What is required =>
Read through the data and report every line in which the word "novembre" occurs.

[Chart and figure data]
━━━━

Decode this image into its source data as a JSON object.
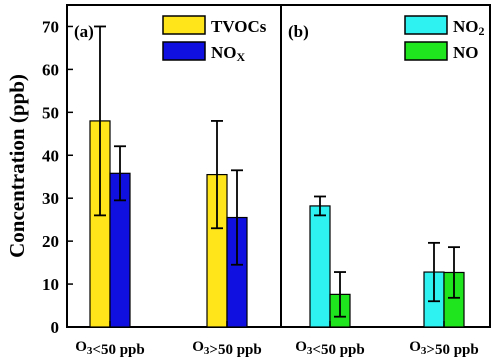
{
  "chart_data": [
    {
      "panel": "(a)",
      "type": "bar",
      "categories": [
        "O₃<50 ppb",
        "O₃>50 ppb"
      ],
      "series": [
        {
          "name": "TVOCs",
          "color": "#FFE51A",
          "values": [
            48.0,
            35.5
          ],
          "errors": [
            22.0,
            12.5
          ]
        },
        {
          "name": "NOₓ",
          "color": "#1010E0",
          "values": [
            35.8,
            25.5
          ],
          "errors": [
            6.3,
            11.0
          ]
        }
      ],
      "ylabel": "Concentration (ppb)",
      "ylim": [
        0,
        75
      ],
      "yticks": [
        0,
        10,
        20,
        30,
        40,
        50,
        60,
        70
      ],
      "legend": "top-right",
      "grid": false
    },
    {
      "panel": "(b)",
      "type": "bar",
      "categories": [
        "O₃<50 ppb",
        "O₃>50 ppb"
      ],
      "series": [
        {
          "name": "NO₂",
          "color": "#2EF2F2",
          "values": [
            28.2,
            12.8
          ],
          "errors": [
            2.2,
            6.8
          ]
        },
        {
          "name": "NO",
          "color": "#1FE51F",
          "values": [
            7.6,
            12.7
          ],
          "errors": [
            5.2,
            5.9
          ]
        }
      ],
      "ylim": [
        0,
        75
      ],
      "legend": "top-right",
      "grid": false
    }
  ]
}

━━━━

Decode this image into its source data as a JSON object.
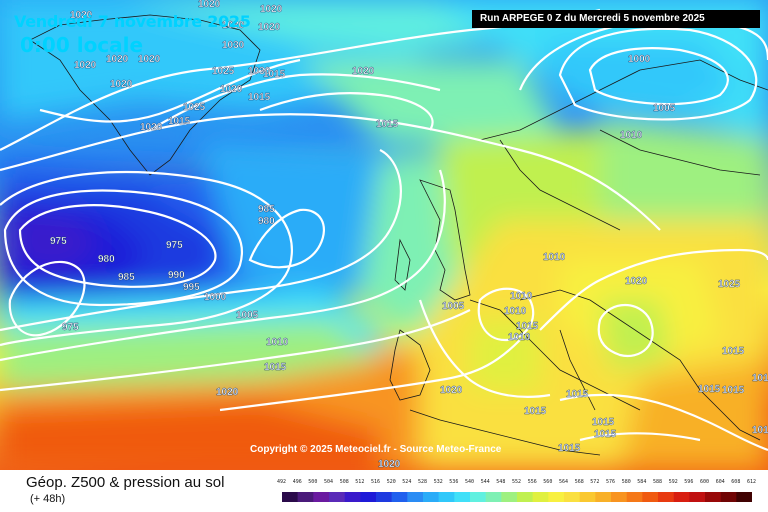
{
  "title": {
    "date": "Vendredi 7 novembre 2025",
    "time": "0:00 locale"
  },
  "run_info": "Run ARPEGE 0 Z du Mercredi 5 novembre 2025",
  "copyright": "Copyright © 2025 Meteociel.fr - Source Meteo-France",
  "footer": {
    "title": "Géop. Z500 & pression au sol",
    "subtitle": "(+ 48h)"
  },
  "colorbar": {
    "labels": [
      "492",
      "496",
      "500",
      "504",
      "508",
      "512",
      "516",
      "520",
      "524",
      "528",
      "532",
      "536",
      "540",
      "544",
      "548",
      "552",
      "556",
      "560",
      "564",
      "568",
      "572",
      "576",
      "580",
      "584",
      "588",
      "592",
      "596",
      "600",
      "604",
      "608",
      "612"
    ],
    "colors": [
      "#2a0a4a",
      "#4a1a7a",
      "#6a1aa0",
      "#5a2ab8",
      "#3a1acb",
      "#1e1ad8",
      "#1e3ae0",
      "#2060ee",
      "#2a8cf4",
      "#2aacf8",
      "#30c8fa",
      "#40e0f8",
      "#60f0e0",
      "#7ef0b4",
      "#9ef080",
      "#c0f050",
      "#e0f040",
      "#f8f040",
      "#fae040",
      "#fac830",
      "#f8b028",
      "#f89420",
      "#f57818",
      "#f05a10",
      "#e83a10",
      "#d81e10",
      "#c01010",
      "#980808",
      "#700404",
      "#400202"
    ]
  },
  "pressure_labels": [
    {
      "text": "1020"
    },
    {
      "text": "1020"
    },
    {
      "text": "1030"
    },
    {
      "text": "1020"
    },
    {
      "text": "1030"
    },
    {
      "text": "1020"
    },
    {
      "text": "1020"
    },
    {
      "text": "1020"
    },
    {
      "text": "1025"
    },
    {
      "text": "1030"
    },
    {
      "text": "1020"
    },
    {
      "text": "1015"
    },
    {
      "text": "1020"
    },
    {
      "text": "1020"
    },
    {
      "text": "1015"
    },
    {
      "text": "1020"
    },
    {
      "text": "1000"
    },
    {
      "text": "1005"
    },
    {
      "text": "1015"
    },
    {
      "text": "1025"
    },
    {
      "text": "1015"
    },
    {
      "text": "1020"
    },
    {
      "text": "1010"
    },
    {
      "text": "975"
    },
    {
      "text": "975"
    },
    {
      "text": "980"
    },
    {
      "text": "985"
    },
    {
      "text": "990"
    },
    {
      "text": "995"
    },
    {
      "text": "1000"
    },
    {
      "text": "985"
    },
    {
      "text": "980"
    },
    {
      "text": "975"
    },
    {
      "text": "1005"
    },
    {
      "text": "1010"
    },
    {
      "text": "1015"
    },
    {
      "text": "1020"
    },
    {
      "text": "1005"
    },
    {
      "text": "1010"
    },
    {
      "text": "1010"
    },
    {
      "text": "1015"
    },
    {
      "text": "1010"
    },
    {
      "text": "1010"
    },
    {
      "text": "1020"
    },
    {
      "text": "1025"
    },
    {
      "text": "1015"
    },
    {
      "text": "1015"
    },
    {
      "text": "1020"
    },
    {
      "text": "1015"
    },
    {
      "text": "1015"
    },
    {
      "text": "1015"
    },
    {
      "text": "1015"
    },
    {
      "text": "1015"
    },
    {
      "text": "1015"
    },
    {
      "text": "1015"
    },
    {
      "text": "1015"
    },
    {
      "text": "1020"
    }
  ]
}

━━━━

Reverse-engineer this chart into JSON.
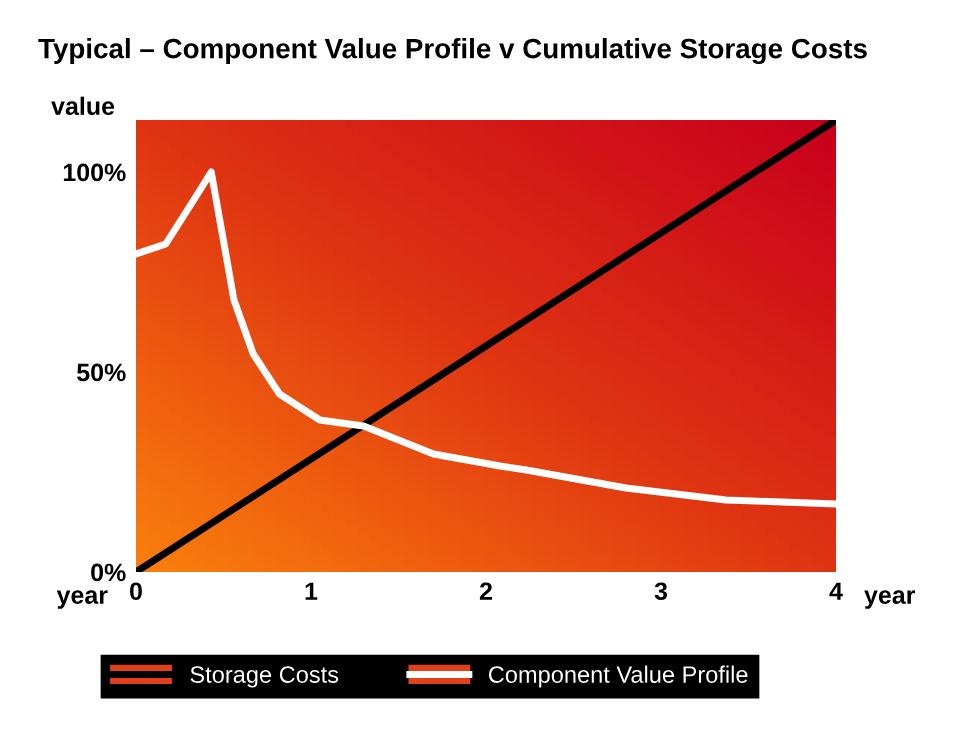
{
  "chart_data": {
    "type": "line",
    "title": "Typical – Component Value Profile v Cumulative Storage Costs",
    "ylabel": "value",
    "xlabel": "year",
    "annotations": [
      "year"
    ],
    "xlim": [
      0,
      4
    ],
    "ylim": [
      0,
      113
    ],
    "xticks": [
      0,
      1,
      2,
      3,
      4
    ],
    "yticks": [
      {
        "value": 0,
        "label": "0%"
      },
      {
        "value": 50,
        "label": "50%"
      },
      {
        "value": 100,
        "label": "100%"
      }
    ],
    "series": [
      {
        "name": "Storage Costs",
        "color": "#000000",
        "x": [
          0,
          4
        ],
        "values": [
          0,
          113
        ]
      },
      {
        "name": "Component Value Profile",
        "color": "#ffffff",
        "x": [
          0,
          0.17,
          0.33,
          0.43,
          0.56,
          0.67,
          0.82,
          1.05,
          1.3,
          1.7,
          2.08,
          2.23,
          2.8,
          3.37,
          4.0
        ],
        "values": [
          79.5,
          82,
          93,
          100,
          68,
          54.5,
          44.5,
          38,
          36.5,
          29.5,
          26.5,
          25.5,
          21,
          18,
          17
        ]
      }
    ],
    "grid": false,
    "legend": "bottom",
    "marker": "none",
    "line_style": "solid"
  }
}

━━━━

Reply to the task =>
    "date": "Vendredi 7 novembre 2025",
  "run_info": "Run ARPEGE 0 Z du Mercredi 5 novembre 2025",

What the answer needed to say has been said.